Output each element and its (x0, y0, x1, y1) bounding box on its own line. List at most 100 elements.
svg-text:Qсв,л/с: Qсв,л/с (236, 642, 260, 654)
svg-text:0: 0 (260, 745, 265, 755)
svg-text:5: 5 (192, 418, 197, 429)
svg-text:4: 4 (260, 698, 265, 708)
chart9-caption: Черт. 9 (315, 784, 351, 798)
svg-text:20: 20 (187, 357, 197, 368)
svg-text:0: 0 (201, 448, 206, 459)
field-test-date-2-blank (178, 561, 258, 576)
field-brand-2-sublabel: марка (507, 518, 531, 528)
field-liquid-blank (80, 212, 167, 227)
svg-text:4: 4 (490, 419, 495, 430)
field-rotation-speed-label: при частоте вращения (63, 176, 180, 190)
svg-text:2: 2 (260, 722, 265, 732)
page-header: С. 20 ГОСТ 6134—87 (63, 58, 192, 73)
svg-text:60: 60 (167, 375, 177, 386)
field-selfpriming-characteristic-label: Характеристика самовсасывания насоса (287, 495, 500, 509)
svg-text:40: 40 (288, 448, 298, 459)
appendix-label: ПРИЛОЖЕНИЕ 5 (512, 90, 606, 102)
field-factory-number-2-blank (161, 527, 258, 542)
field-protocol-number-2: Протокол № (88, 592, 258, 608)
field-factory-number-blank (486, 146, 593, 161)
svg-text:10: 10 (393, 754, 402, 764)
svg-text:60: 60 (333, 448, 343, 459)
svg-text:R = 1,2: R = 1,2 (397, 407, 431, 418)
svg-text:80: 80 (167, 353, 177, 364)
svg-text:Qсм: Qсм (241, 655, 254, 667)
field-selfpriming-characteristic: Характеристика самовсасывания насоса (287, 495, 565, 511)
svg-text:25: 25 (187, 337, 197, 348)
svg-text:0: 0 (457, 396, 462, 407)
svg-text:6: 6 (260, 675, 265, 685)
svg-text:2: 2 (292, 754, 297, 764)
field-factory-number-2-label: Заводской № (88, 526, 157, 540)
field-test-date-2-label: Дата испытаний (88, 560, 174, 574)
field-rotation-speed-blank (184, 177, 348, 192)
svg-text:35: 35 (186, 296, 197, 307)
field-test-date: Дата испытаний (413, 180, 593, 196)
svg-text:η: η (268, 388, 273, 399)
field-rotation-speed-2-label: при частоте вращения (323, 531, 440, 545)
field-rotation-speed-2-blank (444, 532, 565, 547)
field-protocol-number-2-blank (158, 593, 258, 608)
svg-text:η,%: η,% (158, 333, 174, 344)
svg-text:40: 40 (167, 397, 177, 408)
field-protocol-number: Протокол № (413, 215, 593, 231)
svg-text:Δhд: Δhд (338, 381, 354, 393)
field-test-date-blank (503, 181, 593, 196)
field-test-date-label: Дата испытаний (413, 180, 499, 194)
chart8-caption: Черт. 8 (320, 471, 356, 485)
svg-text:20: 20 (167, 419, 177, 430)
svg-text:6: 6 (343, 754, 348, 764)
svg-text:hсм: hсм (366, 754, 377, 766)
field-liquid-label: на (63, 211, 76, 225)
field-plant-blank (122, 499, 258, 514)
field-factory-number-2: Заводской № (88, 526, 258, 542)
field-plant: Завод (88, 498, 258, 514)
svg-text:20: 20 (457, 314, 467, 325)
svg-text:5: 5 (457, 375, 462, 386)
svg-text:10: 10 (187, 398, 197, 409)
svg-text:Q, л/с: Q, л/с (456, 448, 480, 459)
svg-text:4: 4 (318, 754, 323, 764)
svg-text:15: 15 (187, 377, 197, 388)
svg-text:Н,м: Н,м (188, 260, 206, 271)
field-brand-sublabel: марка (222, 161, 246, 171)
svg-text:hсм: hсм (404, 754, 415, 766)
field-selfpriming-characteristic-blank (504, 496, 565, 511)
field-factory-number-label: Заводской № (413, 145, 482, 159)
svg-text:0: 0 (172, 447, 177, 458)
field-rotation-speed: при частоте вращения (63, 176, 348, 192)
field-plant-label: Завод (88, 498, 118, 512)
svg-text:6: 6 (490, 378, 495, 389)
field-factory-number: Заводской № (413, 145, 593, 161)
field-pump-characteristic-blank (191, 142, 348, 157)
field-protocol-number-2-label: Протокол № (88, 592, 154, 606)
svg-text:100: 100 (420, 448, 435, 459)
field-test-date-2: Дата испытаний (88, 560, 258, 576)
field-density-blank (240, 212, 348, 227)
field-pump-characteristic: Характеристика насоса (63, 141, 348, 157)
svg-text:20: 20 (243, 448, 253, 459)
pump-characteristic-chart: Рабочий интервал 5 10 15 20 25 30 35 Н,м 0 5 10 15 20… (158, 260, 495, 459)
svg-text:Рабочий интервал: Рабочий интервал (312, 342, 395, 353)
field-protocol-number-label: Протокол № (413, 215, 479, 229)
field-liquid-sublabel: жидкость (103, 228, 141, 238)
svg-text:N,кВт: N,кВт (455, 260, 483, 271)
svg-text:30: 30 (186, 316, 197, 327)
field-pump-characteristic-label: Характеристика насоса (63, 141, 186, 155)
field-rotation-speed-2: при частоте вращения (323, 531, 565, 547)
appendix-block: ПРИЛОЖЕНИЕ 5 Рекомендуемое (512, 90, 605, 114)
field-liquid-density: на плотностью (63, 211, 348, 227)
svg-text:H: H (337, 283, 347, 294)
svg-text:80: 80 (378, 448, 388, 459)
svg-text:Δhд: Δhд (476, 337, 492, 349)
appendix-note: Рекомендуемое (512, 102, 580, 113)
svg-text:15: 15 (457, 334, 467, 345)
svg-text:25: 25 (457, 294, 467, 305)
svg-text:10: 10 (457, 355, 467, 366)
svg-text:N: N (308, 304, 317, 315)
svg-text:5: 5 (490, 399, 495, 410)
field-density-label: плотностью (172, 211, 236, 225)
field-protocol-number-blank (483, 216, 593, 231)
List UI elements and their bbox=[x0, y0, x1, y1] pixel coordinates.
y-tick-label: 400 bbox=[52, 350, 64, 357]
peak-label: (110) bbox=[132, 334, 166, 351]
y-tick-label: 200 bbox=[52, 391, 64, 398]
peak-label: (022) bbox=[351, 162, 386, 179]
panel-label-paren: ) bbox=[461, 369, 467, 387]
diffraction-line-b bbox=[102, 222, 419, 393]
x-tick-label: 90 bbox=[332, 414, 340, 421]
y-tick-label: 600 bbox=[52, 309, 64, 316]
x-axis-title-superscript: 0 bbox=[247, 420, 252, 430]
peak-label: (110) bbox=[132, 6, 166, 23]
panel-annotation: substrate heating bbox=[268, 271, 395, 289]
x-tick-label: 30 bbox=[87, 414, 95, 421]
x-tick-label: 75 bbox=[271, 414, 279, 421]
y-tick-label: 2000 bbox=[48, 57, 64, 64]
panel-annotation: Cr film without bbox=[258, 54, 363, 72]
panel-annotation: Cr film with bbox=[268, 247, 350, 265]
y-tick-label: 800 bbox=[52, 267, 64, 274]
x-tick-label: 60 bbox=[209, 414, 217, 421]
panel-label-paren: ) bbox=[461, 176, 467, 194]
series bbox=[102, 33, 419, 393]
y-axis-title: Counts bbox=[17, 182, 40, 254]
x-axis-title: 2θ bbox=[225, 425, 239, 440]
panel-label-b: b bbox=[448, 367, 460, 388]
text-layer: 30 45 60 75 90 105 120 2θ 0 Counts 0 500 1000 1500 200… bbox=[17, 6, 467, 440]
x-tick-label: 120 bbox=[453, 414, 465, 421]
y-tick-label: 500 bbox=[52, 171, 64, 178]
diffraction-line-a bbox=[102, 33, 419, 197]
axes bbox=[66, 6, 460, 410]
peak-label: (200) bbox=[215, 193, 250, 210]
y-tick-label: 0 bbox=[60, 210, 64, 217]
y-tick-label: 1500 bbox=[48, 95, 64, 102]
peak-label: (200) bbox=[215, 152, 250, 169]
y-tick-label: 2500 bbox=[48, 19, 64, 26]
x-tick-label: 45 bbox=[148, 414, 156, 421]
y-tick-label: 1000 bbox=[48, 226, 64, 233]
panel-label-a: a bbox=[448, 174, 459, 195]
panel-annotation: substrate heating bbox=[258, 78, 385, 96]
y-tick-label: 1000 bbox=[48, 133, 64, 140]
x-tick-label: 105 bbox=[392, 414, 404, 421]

▸ **Task**
Edit the stretch from the start of the material through the line that contains "field-test-date-2-blank (178, 561, 258, 576)" by changing "bounding box" to "bounding rectangle", and output only those lines with everything else unchanged.

▸ **Completed task**
Output each element and its (x0, y0, x1, y1) bounding rectangle on its own line. List at most 100 elements.
svg-text:Qсв,л/с: Qсв,л/с (236, 642, 260, 654)
svg-text:0: 0 (260, 745, 265, 755)
svg-text:5: 5 (192, 418, 197, 429)
svg-text:4: 4 (260, 698, 265, 708)
chart9-caption: Черт. 9 (315, 784, 351, 798)
svg-text:20: 20 (187, 357, 197, 368)
svg-text:0: 0 (201, 448, 206, 459)
field-test-date-2-blank (178, 561, 258, 576)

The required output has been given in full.